▸ Data for the task:
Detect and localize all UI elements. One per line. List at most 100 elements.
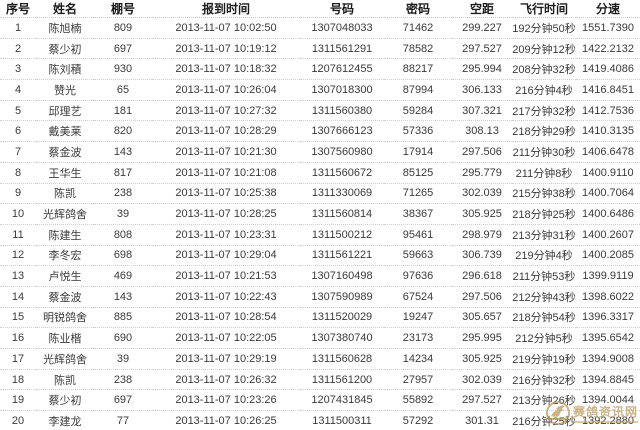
cell-distance: 295.994 — [452, 58, 512, 81]
cell-distance: 306.739 — [452, 245, 512, 267]
cell-password: 23173 — [384, 327, 452, 349]
cell-checkin_time: 2013-11-07 10:18:32 — [152, 58, 300, 81]
cell-password: 88217 — [384, 58, 452, 81]
cell-password: 55892 — [384, 389, 452, 412]
header-row: 序号 姓名 棚号 报到时间 号码 密码 空距 飞行时间 分速 — [0, 0, 640, 18]
cell-checkin_time: 2013-11-07 10:26:04 — [152, 79, 300, 101]
cell-speed: 1422.2132 — [576, 38, 640, 60]
table-row: 11 陈建生 808 2013-11-07 10:23:31 1311500212 954… — [0, 224, 640, 246]
cell-password: 78582 — [384, 38, 452, 60]
cell-ring_no: 1307560980 — [300, 141, 384, 163]
cell-ring_no: 1311500311 — [300, 410, 384, 430]
cell-ring_no: 1311561200 — [300, 369, 384, 391]
cell-name: 光辉鸽舍 — [36, 203, 94, 225]
table-row: 8 王华生 817 2013-11-07 10:21:08 1311560672 8512… — [0, 162, 640, 184]
column-header-loft_no: 棚号 — [94, 0, 152, 18]
table-row: 1 陈旭楠 809 2013-11-07 10:02:50 1307048033 7146… — [0, 17, 640, 39]
cell-ring_no: 1311330069 — [300, 183, 384, 205]
cell-loft_no: 809 — [94, 17, 152, 39]
table-row: 6 戴美莱 820 2013-11-07 10:28:29 1307666123 5733… — [0, 120, 640, 143]
cell-index: 4 — [0, 79, 36, 101]
cell-password: 27957 — [384, 369, 452, 391]
table-row: 10 光辉鸽舍 39 2013-11-07 10:28:25 1311560814 383… — [0, 203, 640, 225]
cell-distance: 296.618 — [452, 265, 512, 287]
column-header-speed: 分速 — [576, 0, 640, 18]
cell-loft_no: 930 — [94, 58, 152, 81]
cell-ring_no: 1311560628 — [300, 348, 384, 370]
cell-name: 李冬宏 — [36, 245, 94, 267]
cell-ring_no: 1311500212 — [300, 224, 384, 246]
cell-loft_no: 697 — [94, 389, 152, 412]
cell-loft_no: 469 — [94, 265, 152, 287]
cell-loft_no: 820 — [94, 120, 152, 143]
cell-password: 57292 — [384, 410, 452, 430]
cell-index: 19 — [0, 389, 36, 412]
cell-speed: 1394.9008 — [576, 348, 640, 370]
cell-checkin_time: 2013-11-07 10:29:04 — [152, 245, 300, 267]
cell-index: 15 — [0, 307, 36, 329]
cell-checkin_time: 2013-11-07 10:28:29 — [152, 120, 300, 143]
column-header-index: 序号 — [0, 0, 36, 18]
table-row: 12 李冬宏 698 2013-11-07 10:29:04 1311561221 596… — [0, 245, 640, 267]
cell-speed: 1396.3317 — [576, 307, 640, 329]
cell-ring_no: 1307666123 — [300, 120, 384, 143]
cell-password: 59284 — [384, 100, 452, 122]
cell-flight_time: 192分钟50秒 — [512, 17, 576, 39]
cell-loft_no: 39 — [94, 348, 152, 370]
cell-index: 9 — [0, 183, 36, 205]
cell-ring_no: 1311560380 — [300, 100, 384, 122]
cell-speed: 1392.2880 — [576, 410, 640, 430]
cell-index: 16 — [0, 327, 36, 349]
cell-index: 10 — [0, 203, 36, 225]
table-row: 19 蔡少初 697 2013-11-07 10:23:26 1207431845 558… — [0, 389, 640, 412]
cell-checkin_time: 2013-11-07 10:22:43 — [152, 286, 300, 308]
cell-ring_no: 1207612455 — [300, 58, 384, 81]
cell-index: 12 — [0, 245, 36, 267]
cell-flight_time: 216分钟25秒 — [512, 410, 576, 430]
cell-name: 陈旭楠 — [36, 17, 94, 39]
table-row: 7 蔡金波 143 2013-11-07 10:21:30 1307560980 1791… — [0, 141, 640, 163]
cell-password: 71265 — [384, 183, 452, 205]
cell-flight_time: 211分钟30秒 — [512, 141, 576, 163]
cell-checkin_time: 2013-11-07 10:27:32 — [152, 100, 300, 122]
cell-checkin_time: 2013-11-07 10:28:25 — [152, 203, 300, 225]
cell-password: 17914 — [384, 141, 452, 163]
cell-distance: 305.657 — [452, 307, 512, 329]
cell-flight_time: 216分钟32秒 — [512, 369, 576, 391]
cell-password: 97636 — [384, 265, 452, 287]
table-row: 9 陈凯 238 2013-11-07 10:25:38 1311330069 71265… — [0, 183, 640, 205]
cell-speed: 1419.4086 — [576, 58, 640, 81]
cell-checkin_time: 2013-11-07 10:28:54 — [152, 307, 300, 329]
cell-name: 蔡金波 — [36, 141, 94, 163]
cell-index: 20 — [0, 410, 36, 430]
cell-loft_no: 143 — [94, 286, 152, 308]
cell-ring_no: 1311560672 — [300, 162, 384, 184]
cell-speed: 1406.6478 — [576, 141, 640, 163]
cell-loft_no: 697 — [94, 38, 152, 60]
cell-checkin_time: 2013-11-07 10:19:12 — [152, 38, 300, 60]
cell-ring_no: 1311560814 — [300, 203, 384, 225]
cell-distance: 308.13 — [452, 120, 512, 143]
table-body: 1 陈旭楠 809 2013-11-07 10:02:50 1307048033 7146… — [0, 17, 640, 430]
cell-checkin_time: 2013-11-07 10:25:38 — [152, 183, 300, 205]
cell-password: 19247 — [384, 307, 452, 329]
cell-flight_time: 219分钟19秒 — [512, 348, 576, 370]
cell-loft_no: 808 — [94, 224, 152, 246]
cell-name: 蔡少初 — [36, 38, 94, 60]
cell-ring_no: 1311520029 — [300, 307, 384, 329]
cell-flight_time: 213分钟31秒 — [512, 224, 576, 246]
cell-name: 陈业楷 — [36, 327, 94, 349]
cell-flight_time: 219分钟4秒 — [512, 245, 576, 267]
cell-loft_no: 698 — [94, 245, 152, 267]
cell-index: 2 — [0, 38, 36, 60]
table-row: 13 卢悦生 469 2013-11-07 10:21:53 1307160498 976… — [0, 265, 640, 287]
cell-loft_no: 39 — [94, 203, 152, 225]
cell-name: 陈建生 — [36, 224, 94, 246]
cell-loft_no: 817 — [94, 162, 152, 184]
table-row: 15 明锐鸽舍 885 2013-11-07 10:28:54 1311520029 19… — [0, 307, 640, 329]
cell-password: 38367 — [384, 203, 452, 225]
cell-name: 邱理艺 — [36, 100, 94, 122]
cell-password: 57336 — [384, 120, 452, 143]
cell-loft_no: 238 — [94, 183, 152, 205]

▸ To do:
Render the lines from the one containing "cell-distance: 295.994 — [452, 58, 512, 81]" through the one containing "cell-speed: 1396.3317 — [576, 307, 640, 329]", both included, as a Markdown table with the columns Row and Entry line. Number each row and leave out blank lines.

▸ Exercise output:
| Row | Entry line |
|---|---|
| 1 | cell-distance: 295.994 — [452, 58, 512, 81] |
| 2 | cell-distance: 306.739 — [452, 245, 512, 267] |
| 3 | cell-password: 23173 — [384, 327, 452, 349] |
| 4 | cell-checkin_time: 2013-11-07 10:18:32 — [152, 58, 300, 81] |
| 5 | cell-password: 88217 — [384, 58, 452, 81] |
| 6 | cell-password: 55892 — [384, 389, 452, 412] |
| 7 | header-row: 序号 姓名 棚号 报到时间 号码 密码 空距 飞行时间 分速 — [0, 0, 640, 18] |
| 8 | cell-checkin_time: 2013-11-07 10:26:04 — [152, 79, 300, 101] |
| 9 | cell-speed: 1422.2132 — [576, 38, 640, 60] |
| 10 | table-row: 11 陈建生 808 2013-11-07 10:23:31 1311500212 954… — [0, 224, 640, 246] |
| 11 | cell-password: 78582 — [384, 38, 452, 60] |
| 12 | cell-ring_no: 1307560980 — [300, 141, 384, 163] |
| 13 | cell-ring_no: 1311500311 — [300, 410, 384, 430] |
| 14 | cell-ring_no: 1311561200 — [300, 369, 384, 391] |
| 15 | cell-name: 光辉鸽舍 — [36, 203, 94, 225] |
| 16 | table-row: 8 王华生 817 2013-11-07 10:21:08 1311560672 8512… — [0, 162, 640, 184] |
| 17 | column-header-loft_no: 棚号 — [94, 0, 152, 18] |
| 18 | table-row: 1 陈旭楠 809 2013-11-07 10:02:50 1307048033 7146… — [0, 17, 640, 39] |
| 19 | cell-ring_no: 1311330069 — [300, 183, 384, 205] |
| 20 | cell-loft_no: 809 — [94, 17, 152, 39] |
| 21 | table-row: 6 戴美莱 820 2013-11-07 10:28:29 1307666123 5733… — [0, 120, 640, 143] |
| 22 | cell-index: 4 — [0, 79, 36, 101] |
| 23 | cell-password: 27957 — [384, 369, 452, 391] |
| 24 | table-row: 10 光辉鸽舍 39 2013-11-07 10:28:25 1311560814 383… — [0, 203, 640, 225] |
| 25 | cell-distance: 296.618 — [452, 265, 512, 287] |
| 26 | column-header-speed: 分速 — [576, 0, 640, 18] |
| 27 | cell-loft_no: 930 — [94, 58, 152, 81] |
| 28 | cell-ring_no: 1311560628 — [300, 348, 384, 370] |
| 29 | cell-name: 李冬宏 — [36, 245, 94, 267] |
| 30 | cell-ring_no: 1311500212 — [300, 224, 384, 246] |
| 31 | cell-loft_no: 697 — [94, 389, 152, 412] |
| 32 | cell-loft_no: 469 — [94, 265, 152, 287] |
| 33 | cell-loft_no: 820 — [94, 120, 152, 143] |
| 34 | cell-password: 57292 — [384, 410, 452, 430] |
| 35 | cell-index: 19 — [0, 389, 36, 412] |
| 36 | cell-speed: 1394.9008 — [576, 348, 640, 370] |
| 37 | cell-checkin_time: 2013-11-07 10:29:04 — [152, 245, 300, 267] |
| 38 | cell-index: 15 — [0, 307, 36, 329] |
| 39 | cell-checkin_time: 2013-11-07 10:28:29 — [152, 120, 300, 143] |
| 40 | column-header-index: 序号 — [0, 0, 36, 18] |
| 41 | table-row: 12 李冬宏 698 2013-11-07 10:29:04 1311561221 596… — [0, 245, 640, 267] |
| 42 | cell-speed: 1396.3317 — [576, 307, 640, 329] |